((
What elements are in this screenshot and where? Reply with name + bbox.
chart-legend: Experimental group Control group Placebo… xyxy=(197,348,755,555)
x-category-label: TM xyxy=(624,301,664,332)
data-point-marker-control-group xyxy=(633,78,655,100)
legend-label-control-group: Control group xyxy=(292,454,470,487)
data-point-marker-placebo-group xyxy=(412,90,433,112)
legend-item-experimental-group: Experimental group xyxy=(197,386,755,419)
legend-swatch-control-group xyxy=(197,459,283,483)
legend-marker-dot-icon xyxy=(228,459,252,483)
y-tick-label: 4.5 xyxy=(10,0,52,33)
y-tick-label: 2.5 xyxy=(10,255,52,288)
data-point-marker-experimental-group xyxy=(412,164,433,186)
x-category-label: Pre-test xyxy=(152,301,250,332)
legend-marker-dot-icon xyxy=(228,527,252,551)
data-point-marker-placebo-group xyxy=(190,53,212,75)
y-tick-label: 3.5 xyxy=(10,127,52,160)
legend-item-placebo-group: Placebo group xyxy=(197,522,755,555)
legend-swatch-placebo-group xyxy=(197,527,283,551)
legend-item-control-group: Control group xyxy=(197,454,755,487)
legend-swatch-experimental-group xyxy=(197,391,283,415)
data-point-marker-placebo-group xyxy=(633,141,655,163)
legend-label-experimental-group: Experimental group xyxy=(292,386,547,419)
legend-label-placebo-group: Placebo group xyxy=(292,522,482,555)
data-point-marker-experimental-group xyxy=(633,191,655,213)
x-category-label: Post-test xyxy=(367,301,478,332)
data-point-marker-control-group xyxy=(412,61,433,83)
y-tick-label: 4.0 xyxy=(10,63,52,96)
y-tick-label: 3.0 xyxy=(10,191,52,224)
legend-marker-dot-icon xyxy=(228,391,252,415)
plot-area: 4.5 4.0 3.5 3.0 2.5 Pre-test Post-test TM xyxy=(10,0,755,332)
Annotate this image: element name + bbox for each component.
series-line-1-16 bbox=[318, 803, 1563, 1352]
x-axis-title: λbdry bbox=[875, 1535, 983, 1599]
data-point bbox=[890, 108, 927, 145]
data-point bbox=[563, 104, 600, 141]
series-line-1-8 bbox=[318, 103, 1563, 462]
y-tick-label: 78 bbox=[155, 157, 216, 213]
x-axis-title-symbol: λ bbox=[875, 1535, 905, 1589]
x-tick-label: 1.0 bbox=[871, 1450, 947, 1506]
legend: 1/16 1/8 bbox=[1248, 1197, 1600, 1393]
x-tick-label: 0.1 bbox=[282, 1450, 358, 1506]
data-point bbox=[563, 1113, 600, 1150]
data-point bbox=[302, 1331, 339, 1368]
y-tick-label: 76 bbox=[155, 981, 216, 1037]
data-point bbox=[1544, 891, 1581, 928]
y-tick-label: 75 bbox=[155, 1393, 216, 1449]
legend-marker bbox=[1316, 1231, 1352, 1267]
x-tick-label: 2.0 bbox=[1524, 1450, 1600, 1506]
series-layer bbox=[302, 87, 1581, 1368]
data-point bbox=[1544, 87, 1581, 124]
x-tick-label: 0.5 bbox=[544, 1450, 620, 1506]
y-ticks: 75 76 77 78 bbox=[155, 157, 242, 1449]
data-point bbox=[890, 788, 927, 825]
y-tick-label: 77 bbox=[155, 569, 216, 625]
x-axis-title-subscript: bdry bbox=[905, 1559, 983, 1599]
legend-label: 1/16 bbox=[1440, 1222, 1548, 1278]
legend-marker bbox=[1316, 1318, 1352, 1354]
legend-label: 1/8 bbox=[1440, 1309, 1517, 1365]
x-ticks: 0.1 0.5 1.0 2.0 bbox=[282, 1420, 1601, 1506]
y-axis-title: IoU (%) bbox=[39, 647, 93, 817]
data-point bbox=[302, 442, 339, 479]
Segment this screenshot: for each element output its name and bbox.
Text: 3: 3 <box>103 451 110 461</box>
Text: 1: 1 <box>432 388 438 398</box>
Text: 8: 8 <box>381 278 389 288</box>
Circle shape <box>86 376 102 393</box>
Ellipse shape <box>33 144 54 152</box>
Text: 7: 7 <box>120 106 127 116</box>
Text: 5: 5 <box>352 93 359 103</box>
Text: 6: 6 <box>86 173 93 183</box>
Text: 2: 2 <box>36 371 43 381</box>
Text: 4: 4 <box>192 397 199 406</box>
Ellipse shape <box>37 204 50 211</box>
))
== What to do ==
Please copy out the whole listing above line for line, with no changes.

== Written response ==
What elements are in this screenshot and where? Reply with name + bbox.
chart-legend: Experimental group Control group Placebo… xyxy=(197,348,755,555)
x-category-label: TM xyxy=(624,301,664,332)
data-point-marker-control-group xyxy=(633,78,655,100)
legend-label-control-group: Control group xyxy=(292,454,470,487)
data-point-marker-placebo-group xyxy=(412,90,433,112)
legend-item-experimental-group: Experimental group xyxy=(197,386,755,419)
legend-swatch-control-group xyxy=(197,459,283,483)
legend-marker-dot-icon xyxy=(228,459,252,483)
y-tick-label: 4.5 xyxy=(10,0,52,33)
y-tick-label: 2.5 xyxy=(10,255,52,288)
data-point-marker-experimental-group xyxy=(412,164,433,186)
x-category-label: Pre-test xyxy=(152,301,250,332)
legend-marker-dot-icon xyxy=(228,527,252,551)
data-point-marker-placebo-group xyxy=(190,53,212,75)
y-tick-label: 3.5 xyxy=(10,127,52,160)
legend-item-placebo-group: Placebo group xyxy=(197,522,755,555)
legend-swatch-placebo-group xyxy=(197,527,283,551)
legend-item-control-group: Control group xyxy=(197,454,755,487)
legend-swatch-experimental-group xyxy=(197,391,283,415)
data-point-marker-placebo-group xyxy=(633,141,655,163)
legend-label-experimental-group: Experimental group xyxy=(292,386,547,419)
legend-label-placebo-group: Placebo group xyxy=(292,522,482,555)
data-point-marker-experimental-group xyxy=(633,191,655,213)
x-category-label: Post-test xyxy=(367,301,478,332)
data-point-marker-control-group xyxy=(412,61,433,83)
y-tick-label: 4.0 xyxy=(10,63,52,96)
y-tick-label: 3.0 xyxy=(10,191,52,224)
legend-marker-dot-icon xyxy=(228,391,252,415)
plot-area: 4.5 4.0 3.5 3.0 2.5 Pre-test Post-test TM xyxy=(10,0,755,332)
Annotate this image: element name + bbox for each component.
series-line-1-16 bbox=[318, 803, 1563, 1352]
x-axis-title: λbdry bbox=[875, 1535, 983, 1599]
data-point bbox=[890, 108, 927, 145]
data-point bbox=[563, 104, 600, 141]
series-line-1-8 bbox=[318, 103, 1563, 462]
y-tick-label: 78 bbox=[155, 157, 216, 213]
x-axis-title-symbol: λ bbox=[875, 1535, 905, 1589]
x-tick-label: 1.0 bbox=[871, 1450, 947, 1506]
legend: 1/16 1/8 bbox=[1248, 1197, 1600, 1393]
x-tick-label: 0.1 bbox=[282, 1450, 358, 1506]
data-point bbox=[563, 1113, 600, 1150]
data-point bbox=[302, 1331, 339, 1368]
y-tick-label: 76 bbox=[155, 981, 216, 1037]
data-point bbox=[1544, 891, 1581, 928]
y-tick-label: 75 bbox=[155, 1393, 216, 1449]
legend-marker bbox=[1316, 1231, 1352, 1267]
x-tick-label: 2.0 bbox=[1524, 1450, 1600, 1506]
series-layer bbox=[302, 87, 1581, 1368]
data-point bbox=[1544, 87, 1581, 124]
x-tick-label: 0.5 bbox=[544, 1450, 620, 1506]
y-ticks: 75 76 77 78 bbox=[155, 157, 242, 1449]
data-point bbox=[890, 788, 927, 825]
y-tick-label: 77 bbox=[155, 569, 216, 625]
x-axis-title-subscript: bdry bbox=[905, 1559, 983, 1599]
legend-label: 1/16 bbox=[1440, 1222, 1548, 1278]
legend-marker bbox=[1316, 1318, 1352, 1354]
legend-label: 1/8 bbox=[1440, 1309, 1517, 1365]
x-ticks: 0.1 0.5 1.0 2.0 bbox=[282, 1420, 1601, 1506]
y-axis-title: IoU (%) bbox=[39, 647, 93, 817]
data-point bbox=[302, 442, 339, 479]
Segment this screenshot: for each element output its name and bbox.
Text: 3: 3 <box>103 451 110 461</box>
Text: 1: 1 <box>432 388 438 398</box>
Text: 8: 8 <box>381 278 389 288</box>
Circle shape <box>86 376 102 393</box>
Ellipse shape <box>33 144 54 152</box>
Text: 7: 7 <box>120 106 127 116</box>
Text: 5: 5 <box>352 93 359 103</box>
Text: 6: 6 <box>86 173 93 183</box>
Text: 2: 2 <box>36 371 43 381</box>
Text: 4: 4 <box>192 397 199 406</box>
Ellipse shape <box>37 204 50 211</box>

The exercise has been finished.